REQUIRED TASK >> Each entry below should be echoed exactly, with pictures omitted.

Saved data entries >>
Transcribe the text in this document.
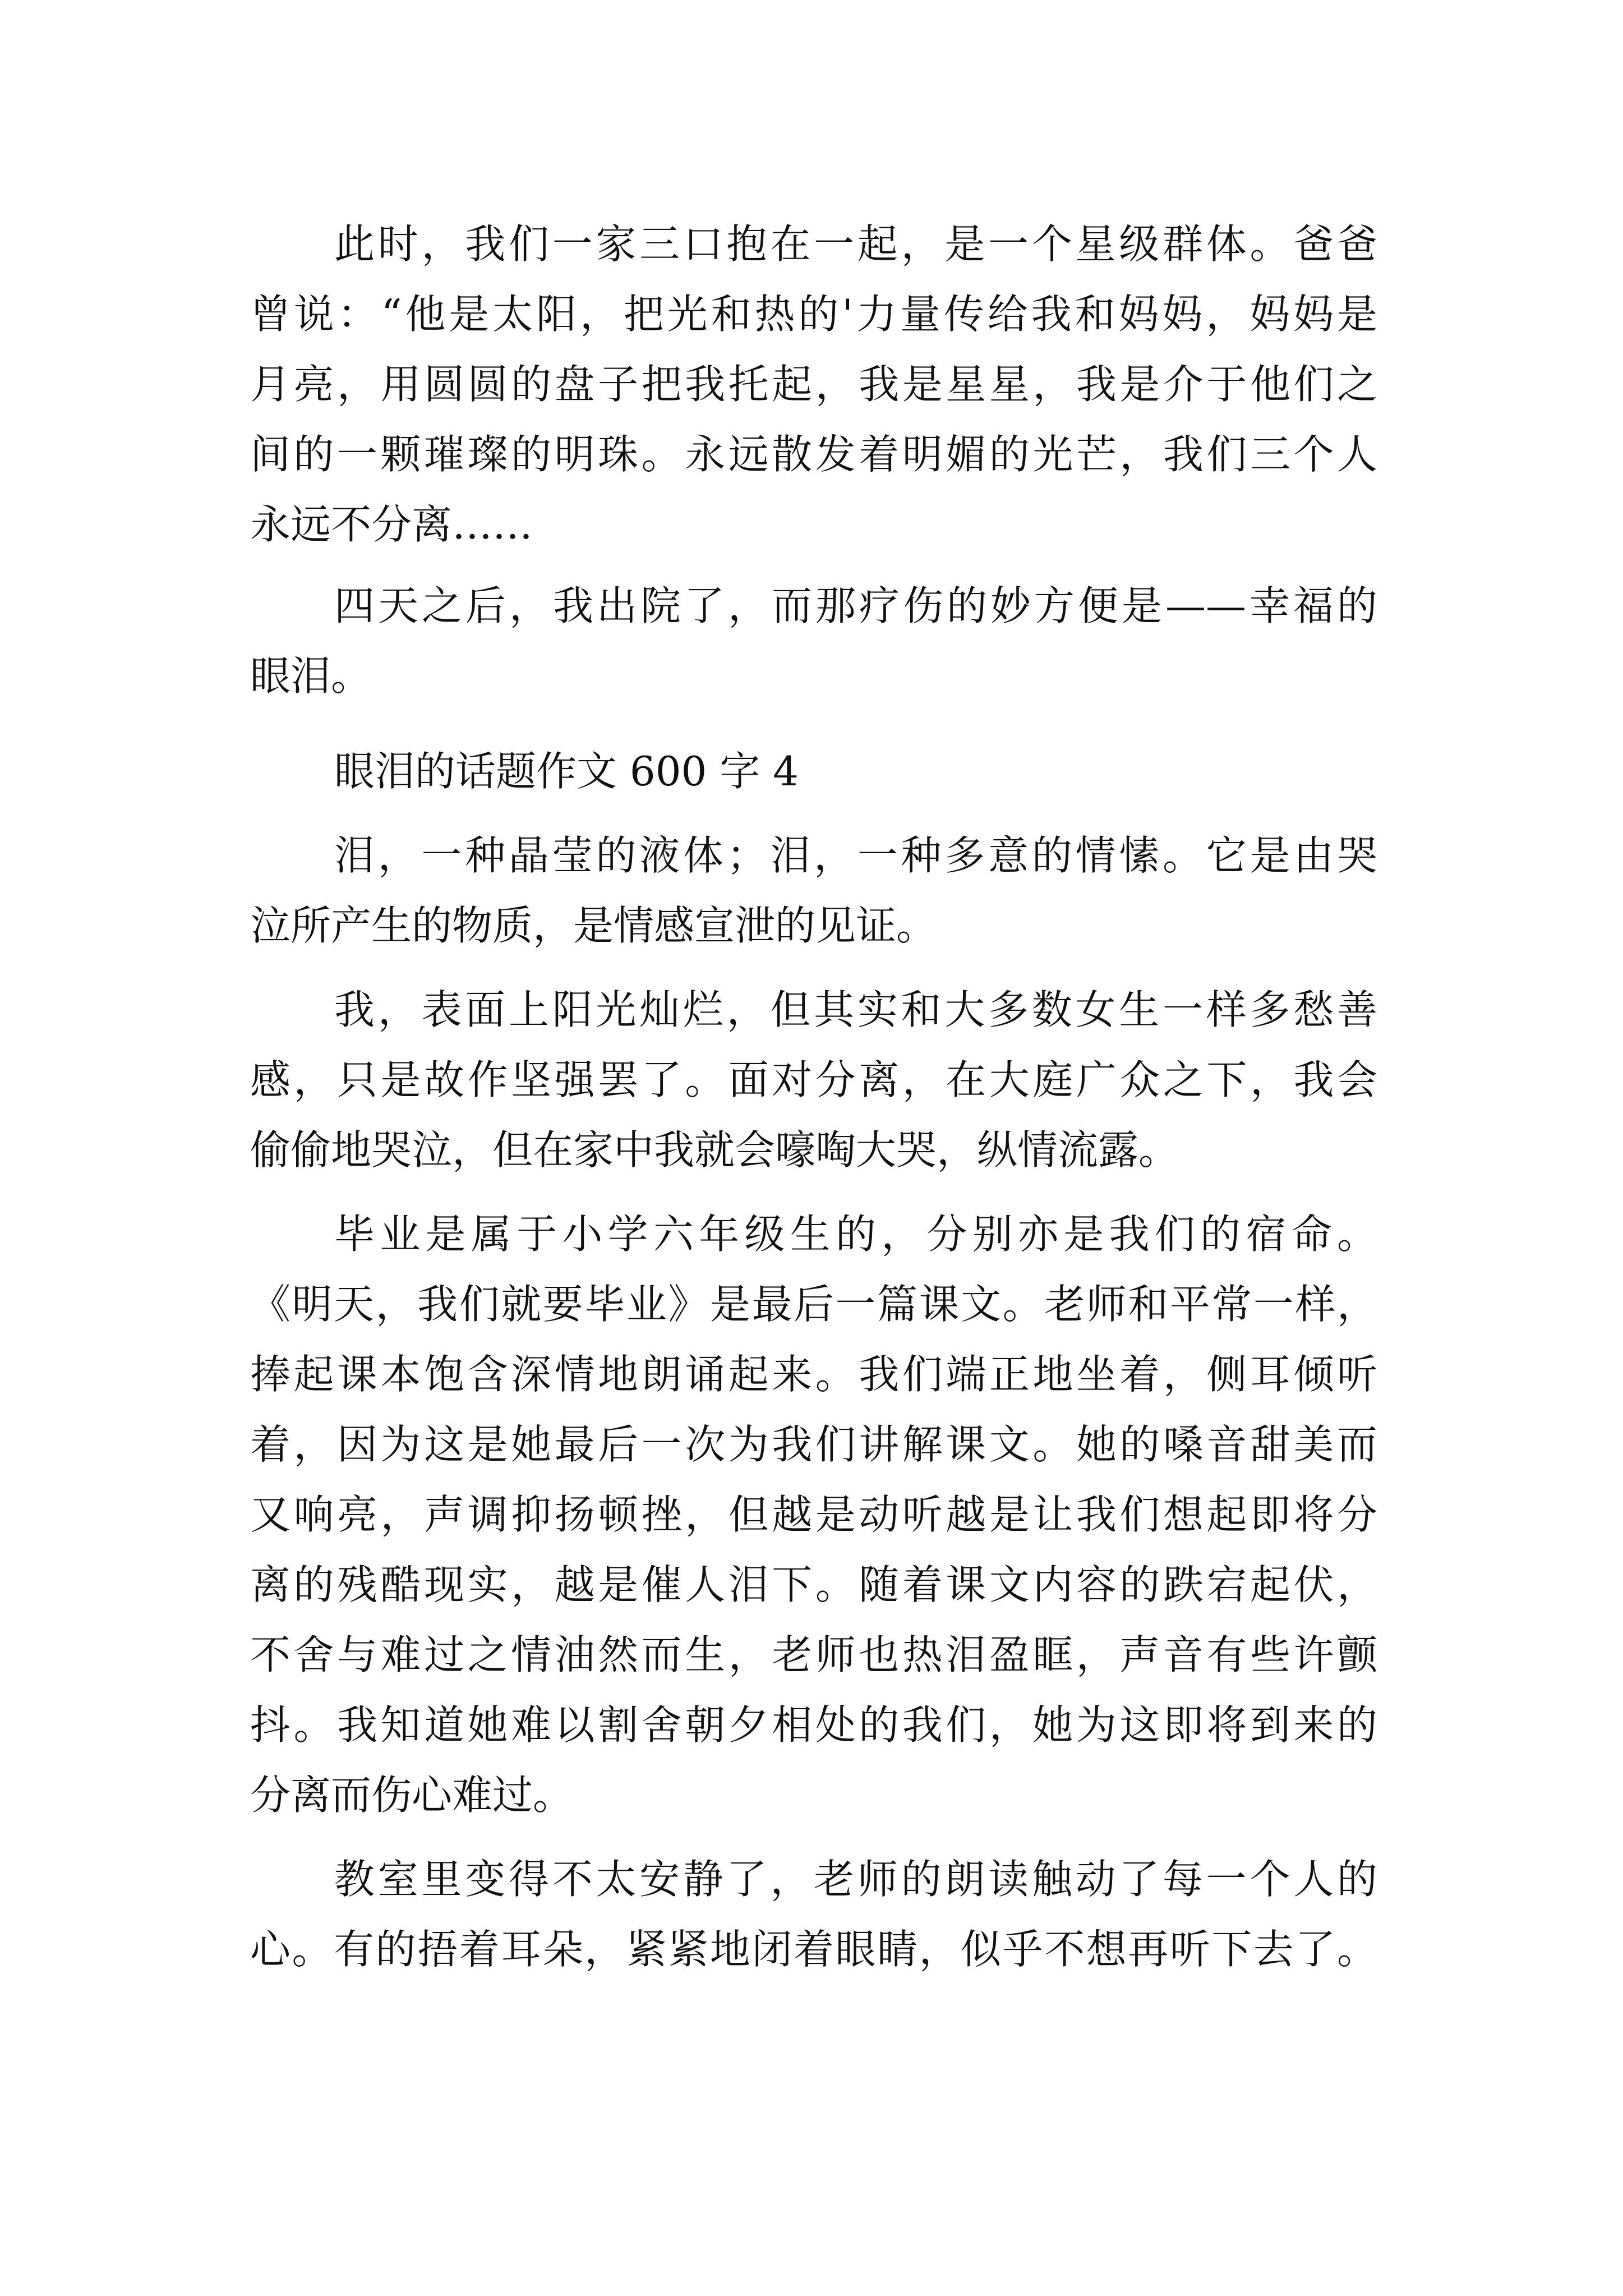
此时，我们一家三口抱在一起，是一个星级群体。爸爸
曾说：“他是太阳，把光和热的'力量传给我和妈妈，妈妈是
月亮，用圆圆的盘子把我托起，我是星星，我是介于他们之
间的一颗璀璨的明珠。永远散发着明媚的光芒，我们三个人
永远不分离……
四天之后，我出院了，而那疗伤的妙方便是——幸福的
眼泪。
眼泪的话题作文 600 字 4
泪，一种晶莹的液体；泪，一种多意的情愫。它是由哭
泣所产生的物质，是情感宣泄的见证。
我，表面上阳光灿烂，但其实和大多数女生一样多愁善
感，只是故作坚强罢了。面对分离，在大庭广众之下，我会
偷偷地哭泣，但在家中我就会嚎啕大哭，纵情流露。
毕业是属于小学六年级生的，分别亦是我们的宿命。
《明天，我们就要毕业》是最后一篇课文。老师和平常一样，
捧起课本饱含深情地朗诵起来。我们端正地坐着，侧耳倾听
着，因为这是她最后一次为我们讲解课文。她的嗓音甜美而
又响亮，声调抑扬顿挫，但越是动听越是让我们想起即将分
离的残酷现实，越是催人泪下。随着课文内容的跌宕起伏，
不舍与难过之情油然而生，老师也热泪盈眶，声音有些许颤
抖。我知道她难以割舍朝夕相处的我们，她为这即将到来的
分离而伤心难过。
教室里变得不太安静了，老师的朗读触动了每一个人的
心。有的捂着耳朵，紧紧地闭着眼睛，似乎不想再听下去了。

THE REPLY >>
Transcribe the text in this document.
此时，我们一家三口抱在一起，是一个星级群体。爸爸
曾说：“他是太阳，把光和热的'力量传给我和妈妈，妈妈是
月亮，用圆圆的盘子把我托起，我是星星，我是介于他们之
间的一颗璀璨的明珠。永远散发着明媚的光芒，我们三个人
永远不分离……
四天之后，我出院了，而那疗伤的妙方便是——幸福的
眼泪。
眼泪的话题作文 600 字 4
泪，一种晶莹的液体；泪，一种多意的情愫。它是由哭
泣所产生的物质，是情感宣泄的见证。
我，表面上阳光灿烂，但其实和大多数女生一样多愁善
感，只是故作坚强罢了。面对分离，在大庭广众之下，我会
偷偷地哭泣，但在家中我就会嚎啕大哭，纵情流露。
毕业是属于小学六年级生的，分别亦是我们的宿命。
《明天，我们就要毕业》是最后一篇课文。老师和平常一样，
捧起课本饱含深情地朗诵起来。我们端正地坐着，侧耳倾听
着，因为这是她最后一次为我们讲解课文。她的嗓音甜美而
又响亮，声调抑扬顿挫，但越是动听越是让我们想起即将分
离的残酷现实，越是催人泪下。随着课文内容的跌宕起伏，
不舍与难过之情油然而生，老师也热泪盈眶，声音有些许颤
抖。我知道她难以割舍朝夕相处的我们，她为这即将到来的
分离而伤心难过。
教室里变得不太安静了，老师的朗读触动了每一个人的
心。有的捂着耳朵，紧紧地闭着眼睛，似乎不想再听下去了。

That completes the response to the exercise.